<<<<
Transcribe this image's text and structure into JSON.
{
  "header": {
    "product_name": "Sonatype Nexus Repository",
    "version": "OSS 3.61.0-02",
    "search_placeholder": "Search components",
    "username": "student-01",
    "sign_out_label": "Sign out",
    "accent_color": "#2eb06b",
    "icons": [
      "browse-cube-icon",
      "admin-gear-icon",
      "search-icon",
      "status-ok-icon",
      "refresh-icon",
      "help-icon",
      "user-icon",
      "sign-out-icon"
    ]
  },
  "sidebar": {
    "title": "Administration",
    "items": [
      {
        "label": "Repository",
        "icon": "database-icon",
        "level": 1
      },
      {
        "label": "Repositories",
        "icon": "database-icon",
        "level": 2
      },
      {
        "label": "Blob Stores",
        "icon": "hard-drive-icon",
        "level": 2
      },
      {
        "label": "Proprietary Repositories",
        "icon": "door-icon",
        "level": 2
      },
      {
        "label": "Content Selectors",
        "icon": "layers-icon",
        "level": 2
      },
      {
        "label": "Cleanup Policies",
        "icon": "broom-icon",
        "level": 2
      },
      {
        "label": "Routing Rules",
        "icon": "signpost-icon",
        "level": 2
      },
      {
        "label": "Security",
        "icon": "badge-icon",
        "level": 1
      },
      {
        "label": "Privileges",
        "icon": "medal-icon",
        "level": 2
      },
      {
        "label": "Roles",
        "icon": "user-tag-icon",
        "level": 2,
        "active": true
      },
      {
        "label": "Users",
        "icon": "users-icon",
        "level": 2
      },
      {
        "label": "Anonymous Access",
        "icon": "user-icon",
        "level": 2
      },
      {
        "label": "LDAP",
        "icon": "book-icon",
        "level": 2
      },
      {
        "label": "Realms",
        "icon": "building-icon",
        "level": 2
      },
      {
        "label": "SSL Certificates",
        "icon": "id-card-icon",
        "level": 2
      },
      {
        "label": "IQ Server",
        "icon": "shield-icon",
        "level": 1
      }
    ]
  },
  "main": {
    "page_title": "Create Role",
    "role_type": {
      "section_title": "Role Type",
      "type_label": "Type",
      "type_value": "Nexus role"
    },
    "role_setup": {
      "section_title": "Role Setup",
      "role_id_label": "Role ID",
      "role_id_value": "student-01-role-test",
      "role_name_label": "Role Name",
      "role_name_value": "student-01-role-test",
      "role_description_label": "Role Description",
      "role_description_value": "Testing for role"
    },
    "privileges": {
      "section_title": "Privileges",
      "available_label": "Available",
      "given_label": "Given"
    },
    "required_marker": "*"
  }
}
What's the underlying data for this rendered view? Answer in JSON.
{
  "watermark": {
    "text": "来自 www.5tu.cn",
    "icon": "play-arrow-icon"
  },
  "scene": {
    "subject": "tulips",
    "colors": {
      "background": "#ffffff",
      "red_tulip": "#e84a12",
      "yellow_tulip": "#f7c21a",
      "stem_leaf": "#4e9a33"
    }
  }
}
>>>>
#### SHORT PROBLEM
Copy out every line of the data that includes "student".

#### CORRECT ANSWER
    "username": "student-01",
      "role_id_value": "student-01-role-test",
      "role_name_value": "student-01-role-test",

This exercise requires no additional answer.